=== REQUIRED WORK ===
Can you write out all the lines word for word, with no pictures?

=== EXTRACTED MATERIAL ===

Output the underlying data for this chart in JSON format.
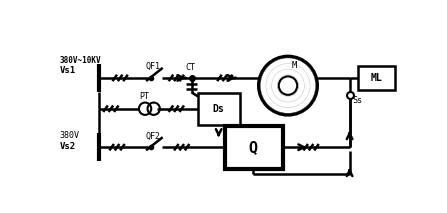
{
  "bg_color": "#ffffff",
  "line_color": "#000000",
  "fig_width": 4.47,
  "fig_height": 2.13,
  "dpi": 100,
  "labels": {
    "vs1_voltage": "380V~10KV",
    "vs1": "Vs1",
    "vs2_voltage": "380V",
    "vs2": "Vs2",
    "qf1": "QF1",
    "qf2": "QF2",
    "ct": "CT",
    "pt": "PT",
    "ds": "Ds",
    "q": "Q",
    "m": "M",
    "ml": "ML",
    "ss": "Ss"
  }
}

=== FULL ANSWER ===
Output the underlying data for this chart in JSON format.
{
  "bg_color": "#ffffff",
  "line_color": "#000000",
  "fig_width": 4.47,
  "fig_height": 2.13,
  "dpi": 100,
  "labels": {
    "vs1_voltage": "380V~10KV",
    "vs1": "Vs1",
    "vs2_voltage": "380V",
    "vs2": "Vs2",
    "qf1": "QF1",
    "qf2": "QF2",
    "ct": "CT",
    "pt": "PT",
    "ds": "Ds",
    "q": "Q",
    "m": "M",
    "ml": "ML",
    "ss": "Ss"
  }
}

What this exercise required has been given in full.